***** INPUT ROWS *****

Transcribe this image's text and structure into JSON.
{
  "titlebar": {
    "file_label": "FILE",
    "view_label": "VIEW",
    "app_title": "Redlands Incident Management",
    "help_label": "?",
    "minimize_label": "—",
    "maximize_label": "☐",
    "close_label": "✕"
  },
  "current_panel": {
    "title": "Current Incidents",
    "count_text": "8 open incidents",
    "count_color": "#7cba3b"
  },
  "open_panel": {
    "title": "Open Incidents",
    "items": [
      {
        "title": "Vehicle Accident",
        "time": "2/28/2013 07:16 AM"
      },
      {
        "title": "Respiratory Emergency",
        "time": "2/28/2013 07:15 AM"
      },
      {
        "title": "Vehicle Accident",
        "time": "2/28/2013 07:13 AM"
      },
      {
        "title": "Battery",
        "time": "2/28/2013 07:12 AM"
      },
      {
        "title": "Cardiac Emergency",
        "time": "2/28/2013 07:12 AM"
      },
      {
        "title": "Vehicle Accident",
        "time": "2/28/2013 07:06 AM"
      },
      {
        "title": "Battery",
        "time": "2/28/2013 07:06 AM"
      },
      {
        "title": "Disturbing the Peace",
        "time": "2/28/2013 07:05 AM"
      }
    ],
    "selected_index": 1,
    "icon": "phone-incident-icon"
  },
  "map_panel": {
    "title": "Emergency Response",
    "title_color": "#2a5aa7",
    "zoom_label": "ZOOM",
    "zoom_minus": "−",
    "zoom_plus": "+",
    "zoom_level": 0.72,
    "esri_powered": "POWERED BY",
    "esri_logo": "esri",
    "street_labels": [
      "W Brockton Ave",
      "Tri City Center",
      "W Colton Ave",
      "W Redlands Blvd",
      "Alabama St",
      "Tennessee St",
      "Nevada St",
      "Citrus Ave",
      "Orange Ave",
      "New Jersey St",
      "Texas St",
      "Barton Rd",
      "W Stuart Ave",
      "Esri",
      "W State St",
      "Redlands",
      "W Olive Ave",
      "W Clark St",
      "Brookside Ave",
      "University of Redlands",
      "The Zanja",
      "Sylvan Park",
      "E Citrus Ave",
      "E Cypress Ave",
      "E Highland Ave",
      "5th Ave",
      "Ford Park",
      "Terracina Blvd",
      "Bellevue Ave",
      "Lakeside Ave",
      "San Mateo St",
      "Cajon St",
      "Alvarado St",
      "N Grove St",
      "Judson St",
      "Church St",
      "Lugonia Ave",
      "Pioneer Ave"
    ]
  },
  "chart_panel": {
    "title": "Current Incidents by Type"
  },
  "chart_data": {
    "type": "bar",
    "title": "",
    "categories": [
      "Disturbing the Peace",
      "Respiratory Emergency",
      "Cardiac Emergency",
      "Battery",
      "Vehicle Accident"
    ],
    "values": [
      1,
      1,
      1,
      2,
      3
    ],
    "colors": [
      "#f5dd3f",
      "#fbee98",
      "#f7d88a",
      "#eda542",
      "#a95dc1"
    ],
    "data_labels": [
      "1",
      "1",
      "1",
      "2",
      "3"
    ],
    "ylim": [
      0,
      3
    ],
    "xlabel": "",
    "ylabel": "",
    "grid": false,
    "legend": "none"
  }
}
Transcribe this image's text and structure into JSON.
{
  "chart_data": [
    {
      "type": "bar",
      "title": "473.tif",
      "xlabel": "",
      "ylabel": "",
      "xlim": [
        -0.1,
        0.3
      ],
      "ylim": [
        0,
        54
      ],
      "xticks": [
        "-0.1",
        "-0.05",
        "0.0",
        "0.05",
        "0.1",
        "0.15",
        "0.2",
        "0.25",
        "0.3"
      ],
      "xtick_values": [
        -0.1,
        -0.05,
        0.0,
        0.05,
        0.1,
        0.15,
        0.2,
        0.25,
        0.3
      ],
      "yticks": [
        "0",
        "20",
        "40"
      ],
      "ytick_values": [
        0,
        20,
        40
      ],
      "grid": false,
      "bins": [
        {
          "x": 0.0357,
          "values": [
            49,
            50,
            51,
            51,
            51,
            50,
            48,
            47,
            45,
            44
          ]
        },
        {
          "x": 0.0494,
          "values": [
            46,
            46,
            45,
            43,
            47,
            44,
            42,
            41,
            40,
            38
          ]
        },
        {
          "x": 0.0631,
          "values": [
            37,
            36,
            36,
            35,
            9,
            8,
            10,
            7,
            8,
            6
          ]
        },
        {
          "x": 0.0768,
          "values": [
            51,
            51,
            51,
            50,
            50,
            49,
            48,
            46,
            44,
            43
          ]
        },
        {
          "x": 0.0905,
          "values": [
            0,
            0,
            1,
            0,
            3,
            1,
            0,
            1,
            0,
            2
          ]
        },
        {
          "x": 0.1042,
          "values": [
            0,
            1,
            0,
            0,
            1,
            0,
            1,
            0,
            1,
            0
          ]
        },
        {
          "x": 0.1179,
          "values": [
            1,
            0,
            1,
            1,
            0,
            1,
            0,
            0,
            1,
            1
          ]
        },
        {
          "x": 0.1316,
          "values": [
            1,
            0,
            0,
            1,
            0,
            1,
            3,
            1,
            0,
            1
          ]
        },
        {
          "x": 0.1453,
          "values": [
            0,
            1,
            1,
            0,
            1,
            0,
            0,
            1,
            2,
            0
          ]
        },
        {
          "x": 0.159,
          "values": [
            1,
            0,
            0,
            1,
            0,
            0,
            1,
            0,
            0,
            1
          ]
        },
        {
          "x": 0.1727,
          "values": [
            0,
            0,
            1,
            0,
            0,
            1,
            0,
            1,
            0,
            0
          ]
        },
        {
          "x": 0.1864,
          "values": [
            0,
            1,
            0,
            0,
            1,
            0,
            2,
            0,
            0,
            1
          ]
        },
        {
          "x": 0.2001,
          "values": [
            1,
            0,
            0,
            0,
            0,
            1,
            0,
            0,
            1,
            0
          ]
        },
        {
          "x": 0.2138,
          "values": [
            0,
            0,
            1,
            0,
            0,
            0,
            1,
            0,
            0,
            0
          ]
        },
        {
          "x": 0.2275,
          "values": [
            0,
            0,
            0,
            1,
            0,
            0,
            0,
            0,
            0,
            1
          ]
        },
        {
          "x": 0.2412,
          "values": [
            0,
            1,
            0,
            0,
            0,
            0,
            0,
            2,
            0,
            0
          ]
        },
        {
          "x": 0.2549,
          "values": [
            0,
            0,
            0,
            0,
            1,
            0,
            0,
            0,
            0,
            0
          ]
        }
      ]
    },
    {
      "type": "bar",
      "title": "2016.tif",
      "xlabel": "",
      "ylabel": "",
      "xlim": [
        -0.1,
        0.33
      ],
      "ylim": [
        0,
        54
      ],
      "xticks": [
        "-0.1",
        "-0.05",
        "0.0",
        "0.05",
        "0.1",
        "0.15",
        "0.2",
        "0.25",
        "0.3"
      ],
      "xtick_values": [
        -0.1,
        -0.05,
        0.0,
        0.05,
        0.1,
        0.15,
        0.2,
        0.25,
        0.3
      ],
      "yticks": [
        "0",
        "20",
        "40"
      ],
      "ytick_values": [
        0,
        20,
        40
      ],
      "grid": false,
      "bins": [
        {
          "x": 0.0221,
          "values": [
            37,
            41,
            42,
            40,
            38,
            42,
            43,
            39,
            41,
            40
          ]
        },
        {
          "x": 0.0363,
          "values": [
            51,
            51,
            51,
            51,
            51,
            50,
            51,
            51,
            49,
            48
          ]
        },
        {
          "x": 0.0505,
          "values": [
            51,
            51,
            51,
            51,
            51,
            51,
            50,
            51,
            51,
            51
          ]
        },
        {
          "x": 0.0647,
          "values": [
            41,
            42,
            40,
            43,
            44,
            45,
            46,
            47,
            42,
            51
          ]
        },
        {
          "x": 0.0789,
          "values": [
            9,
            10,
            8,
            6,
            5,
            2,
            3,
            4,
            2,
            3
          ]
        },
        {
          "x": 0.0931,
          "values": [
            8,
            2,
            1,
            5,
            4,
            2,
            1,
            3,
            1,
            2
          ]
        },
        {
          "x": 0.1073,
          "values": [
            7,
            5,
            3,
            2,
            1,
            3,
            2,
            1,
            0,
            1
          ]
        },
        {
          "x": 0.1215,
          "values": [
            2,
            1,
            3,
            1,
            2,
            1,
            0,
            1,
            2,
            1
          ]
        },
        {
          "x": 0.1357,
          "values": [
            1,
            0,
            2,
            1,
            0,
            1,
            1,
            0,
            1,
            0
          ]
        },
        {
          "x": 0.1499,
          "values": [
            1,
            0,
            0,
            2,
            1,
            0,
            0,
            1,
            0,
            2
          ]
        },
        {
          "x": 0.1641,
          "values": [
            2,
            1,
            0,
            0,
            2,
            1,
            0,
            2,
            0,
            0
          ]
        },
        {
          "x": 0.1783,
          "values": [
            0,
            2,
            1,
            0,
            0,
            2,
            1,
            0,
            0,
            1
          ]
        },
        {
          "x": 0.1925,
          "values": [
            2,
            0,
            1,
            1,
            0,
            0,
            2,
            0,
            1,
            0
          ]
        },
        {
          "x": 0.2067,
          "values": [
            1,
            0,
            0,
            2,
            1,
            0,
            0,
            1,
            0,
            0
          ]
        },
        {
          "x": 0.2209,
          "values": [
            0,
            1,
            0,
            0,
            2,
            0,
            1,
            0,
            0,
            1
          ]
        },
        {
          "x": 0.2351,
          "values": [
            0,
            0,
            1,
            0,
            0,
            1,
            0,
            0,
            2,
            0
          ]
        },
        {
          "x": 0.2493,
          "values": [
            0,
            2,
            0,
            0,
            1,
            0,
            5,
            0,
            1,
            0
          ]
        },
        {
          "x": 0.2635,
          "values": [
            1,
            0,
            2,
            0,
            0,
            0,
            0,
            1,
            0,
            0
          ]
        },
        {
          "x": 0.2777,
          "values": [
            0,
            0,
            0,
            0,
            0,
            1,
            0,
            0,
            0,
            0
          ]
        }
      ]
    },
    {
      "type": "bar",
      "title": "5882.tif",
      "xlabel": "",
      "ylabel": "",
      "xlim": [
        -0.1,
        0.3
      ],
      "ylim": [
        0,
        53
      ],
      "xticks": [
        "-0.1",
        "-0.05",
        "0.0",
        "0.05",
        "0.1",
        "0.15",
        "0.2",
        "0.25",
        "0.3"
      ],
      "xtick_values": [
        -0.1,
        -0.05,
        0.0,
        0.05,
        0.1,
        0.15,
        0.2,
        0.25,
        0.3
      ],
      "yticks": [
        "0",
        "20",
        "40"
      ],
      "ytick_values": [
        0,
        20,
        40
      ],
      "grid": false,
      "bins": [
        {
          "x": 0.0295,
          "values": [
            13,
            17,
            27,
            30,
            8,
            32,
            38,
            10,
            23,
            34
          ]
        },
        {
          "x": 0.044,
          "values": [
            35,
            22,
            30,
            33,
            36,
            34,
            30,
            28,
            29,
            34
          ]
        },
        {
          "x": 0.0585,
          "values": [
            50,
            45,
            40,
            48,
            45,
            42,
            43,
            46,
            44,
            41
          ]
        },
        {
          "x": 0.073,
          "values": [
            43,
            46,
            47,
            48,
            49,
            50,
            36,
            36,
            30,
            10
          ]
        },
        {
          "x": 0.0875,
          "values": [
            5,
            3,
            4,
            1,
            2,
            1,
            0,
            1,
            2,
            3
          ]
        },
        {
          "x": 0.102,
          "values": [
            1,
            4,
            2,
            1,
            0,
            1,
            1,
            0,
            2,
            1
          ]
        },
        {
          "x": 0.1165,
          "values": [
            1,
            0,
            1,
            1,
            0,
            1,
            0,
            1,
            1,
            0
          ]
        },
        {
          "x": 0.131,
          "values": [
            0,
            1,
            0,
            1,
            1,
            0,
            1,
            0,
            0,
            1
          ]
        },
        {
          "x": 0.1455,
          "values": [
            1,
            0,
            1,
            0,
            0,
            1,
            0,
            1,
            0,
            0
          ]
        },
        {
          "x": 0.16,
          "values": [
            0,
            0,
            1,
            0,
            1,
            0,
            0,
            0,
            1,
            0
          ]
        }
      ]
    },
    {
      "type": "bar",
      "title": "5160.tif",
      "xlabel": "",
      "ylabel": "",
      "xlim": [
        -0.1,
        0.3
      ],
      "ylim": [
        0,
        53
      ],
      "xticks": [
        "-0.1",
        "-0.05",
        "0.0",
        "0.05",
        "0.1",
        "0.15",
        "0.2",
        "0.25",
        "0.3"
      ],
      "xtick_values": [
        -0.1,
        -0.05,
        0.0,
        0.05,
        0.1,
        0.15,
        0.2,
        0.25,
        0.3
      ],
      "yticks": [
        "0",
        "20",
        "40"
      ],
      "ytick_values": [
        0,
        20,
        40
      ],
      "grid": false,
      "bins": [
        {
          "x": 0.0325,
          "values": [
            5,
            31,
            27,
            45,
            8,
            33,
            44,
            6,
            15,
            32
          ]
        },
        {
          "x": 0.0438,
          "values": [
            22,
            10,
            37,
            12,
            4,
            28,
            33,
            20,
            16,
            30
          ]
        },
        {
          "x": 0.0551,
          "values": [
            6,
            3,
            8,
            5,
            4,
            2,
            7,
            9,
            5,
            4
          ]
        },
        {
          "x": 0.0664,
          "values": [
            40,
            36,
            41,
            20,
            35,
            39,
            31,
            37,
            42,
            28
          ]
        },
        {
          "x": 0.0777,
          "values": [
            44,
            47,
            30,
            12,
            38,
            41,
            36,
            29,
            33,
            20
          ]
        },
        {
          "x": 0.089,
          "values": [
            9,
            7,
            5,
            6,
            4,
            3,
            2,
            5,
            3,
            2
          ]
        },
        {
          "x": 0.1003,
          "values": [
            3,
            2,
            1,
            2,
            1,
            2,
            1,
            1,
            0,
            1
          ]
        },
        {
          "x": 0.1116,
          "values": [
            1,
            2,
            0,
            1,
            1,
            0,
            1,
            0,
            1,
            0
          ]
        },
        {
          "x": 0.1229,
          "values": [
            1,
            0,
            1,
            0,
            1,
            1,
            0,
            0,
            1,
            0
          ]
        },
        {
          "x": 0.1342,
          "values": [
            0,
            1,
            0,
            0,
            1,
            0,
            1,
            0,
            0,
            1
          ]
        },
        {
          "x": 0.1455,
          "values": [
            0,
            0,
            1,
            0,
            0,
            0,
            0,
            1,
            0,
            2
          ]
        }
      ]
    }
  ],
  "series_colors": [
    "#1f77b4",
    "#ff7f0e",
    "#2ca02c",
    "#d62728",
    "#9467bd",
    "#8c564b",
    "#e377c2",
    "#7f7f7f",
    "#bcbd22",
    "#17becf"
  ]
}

*****

• [TASK GOAL] From the entries above, extract each line containing "Emergency".

• [TASK OUTPUT]
        "title": "Respiratory Emergency",
        "title": "Cardiac Emergency",
    "title": "Emergency Response",
      "Respiratory Emergency",
      "Cardiac Emergency",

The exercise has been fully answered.